— START Given text —

Combine DEEP2 and DR5
- Notes: We make the following cuts prior to cross matching.
	- Common: Tycho masks and window functions.
	- DR5: g < 24.25, grz_allmask == 0, grz_ivar > 0, brick_primary == 0. grz_allmask might be too stringent but this is done for convenience. This condition may be loosened down the road. We match DEEP2 catalogs onto DR5. Please refer to combine-Tractor-DEEP2-prints.txt
- Script used: combine-Tractor-DEEP2.py
- Products:
	- unmatched-deep2-f**-photo-redz-oii.fits: A subset of DEEP2 combined catalogs that did not find matches in DR5.
	- DR5-matched-to-DEEP2-f**-glim24p25.fits: Original DR5 combined catalogs with DEEP2 information appended.

Combine DEEP2 and DR5 -- No Mask version
- Notes: The same as above except I do not apply any Tractor mask or Tycho mask except for DEEP2 spectrosopic window function. Please refer to combine-Tractor-DEEP2-prints-NoMask.txt.
- Script used: combine-Tractor-DEEP2-NoMask.py
- Products:
	- unmatched-deep2-f**-photo-redz-oii-NoMask.fits: (Not saved)
	- DR5-matched-to-DEEP2-f**-glim24p25-NoMask.fits

ConvNet examples
- Notes: This script select DR5 objects that will be used as training examples for a ConvNet whose purpose is to reject "bad" objects based on images. The rationale for excluding DEEP2 unobserved objects but including unmatched objects is that we want to understand why certain DR5 objects were unmatched in DEEP2 whereas if an object is matched in DEEP2 but was previously unobserved we can assume that those objects can be characterized by the included set. Objects that have "too close" to low redshift loci are excluded. 
- Script used: produce-ConvNet-examples.py
- Products:
	- DR5-matched-to-DEEP2-glim24p25-NoMask-ConvNet-examples.fits

Estimate the intersection set area (DEEP2 window function AND Tycho mask)
- Notes: Monte Carlo estimation of the intersection set area. Throw random points in the footprint and cross-match.
- Script used: estimate-spec-area-DR5-matched.py
- Products: 
	- spec-area.npy: Areas of the intersection set: [0.70446343918138887, 0.85027729873967495, 0.57165023559554096] 2.12639097352
- Figures:
	- estimate-area-monte-carlo-DR5-matched.png: Shows the matched vs. unmatched MC randoms.

Definition of asinh magnitude
- Notes: Throughout this work, we use asinh magnitude which is defined by a single parameter for each band which is comparable to typical 1-sig error.
- Script used: define-asinh-mag.py
- Results: b parameter for g, r, z, and oii.
	g 0.0285114
	r 0.0423106
	z 0.122092
	oii 0.581528277909





/---- Data quality checks
After pre-processing the data into convenient forms, we perform sanity checks on the data quality.

! RADEC plots of DEEP2 and DR5 (all, matched, unmatched)
- Notes: 3 x 3 RA/DEC plots. Columns refer to Fields and rows to (all, matched, unmatched) in order.

— END Given text —
— START Excerpted data —

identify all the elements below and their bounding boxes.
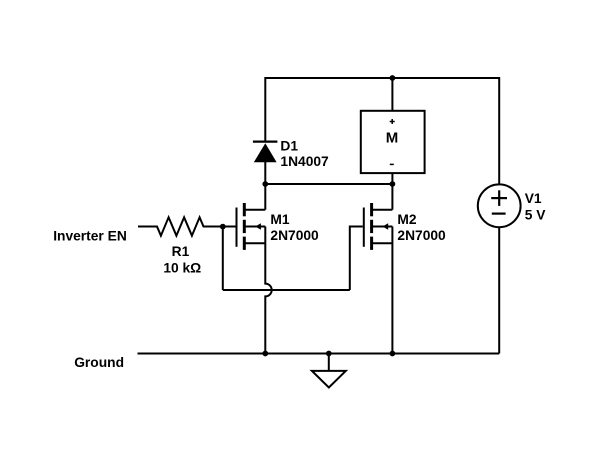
svg-text:R1: R1 xyxy=(172,244,190,259)
svg-text:2N7000: 2N7000 xyxy=(397,228,446,243)
node drain M1 junction dot xyxy=(262,181,268,187)
node M2 ground junction dot xyxy=(390,351,396,357)
node motor bottom junction dot xyxy=(390,181,396,187)
svg-text:V1: V1 xyxy=(525,191,542,206)
motor M xyxy=(361,111,425,173)
wire left branch top xyxy=(264,77,266,142)
svg-text:2N7000: 2N7000 xyxy=(270,228,319,243)
voltage source V1 xyxy=(478,184,521,227)
wire motor bottom lead xyxy=(391,173,393,184)
svg-text:5 V: 5 V xyxy=(525,208,547,223)
transistor M1 xyxy=(237,203,266,250)
node M1 ground junction dot xyxy=(262,351,268,357)
node ground symbol junction dot xyxy=(326,351,332,357)
wire M2 source to ground xyxy=(391,227,393,354)
svg-text:Inverter EN: Inverter EN xyxy=(53,228,127,243)
wire gate bus horizontal xyxy=(223,289,350,291)
svg-text:1N4007: 1N4007 xyxy=(280,154,329,169)
node gate junction dot xyxy=(220,224,226,230)
wire gate riser to M2 xyxy=(350,227,363,291)
node motor top junction dot xyxy=(390,75,396,81)
wire ground rail xyxy=(138,353,500,355)
svg-text:M2: M2 xyxy=(397,212,416,227)
wire right rail upper xyxy=(498,77,500,185)
wire M2 drain to motor node xyxy=(391,184,393,210)
wire drain node to motor node xyxy=(265,183,392,185)
svg-text:D1: D1 xyxy=(280,138,298,153)
wire gate node down xyxy=(222,227,224,291)
svg-text:M1: M1 xyxy=(270,212,289,227)
svg-text:10 kΩ: 10 kΩ xyxy=(163,260,201,275)
wire M1 source to ground with hop over gate bus xyxy=(265,227,271,354)
wire motor top lead xyxy=(391,78,393,111)
svg-text:M: M xyxy=(386,129,399,146)
svg-text:Ground: Ground xyxy=(74,355,124,370)
wire top rail xyxy=(265,77,499,79)
diode D1 xyxy=(253,142,278,163)
resistor R1 xyxy=(138,217,236,235)
wire diode to M1 drain xyxy=(264,162,266,210)
ground symbol xyxy=(312,354,346,388)
transistor M2 xyxy=(364,203,393,250)
wire right rail lower xyxy=(498,227,500,353)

— END Excerpted data —

The task:
Condense the paragraph in the pipeline notes that begins "This script select DR5 objects" into a short bulleted list that keeps its main facts.

Exercise answer:
- Selects DR5 objects to serve as training examples for a ConvNet meant to reject "bad" objects based on images.
- Excludes objects unobserved in DEEP2 but includes unmatched objects, to understand why certain DR5 objects were unmatched in DEEP2.
- Assumes that objects matched in DEEP2 but previously unobserved can be characterized by the included set.
- Excludes objects too close to low-redshift loci.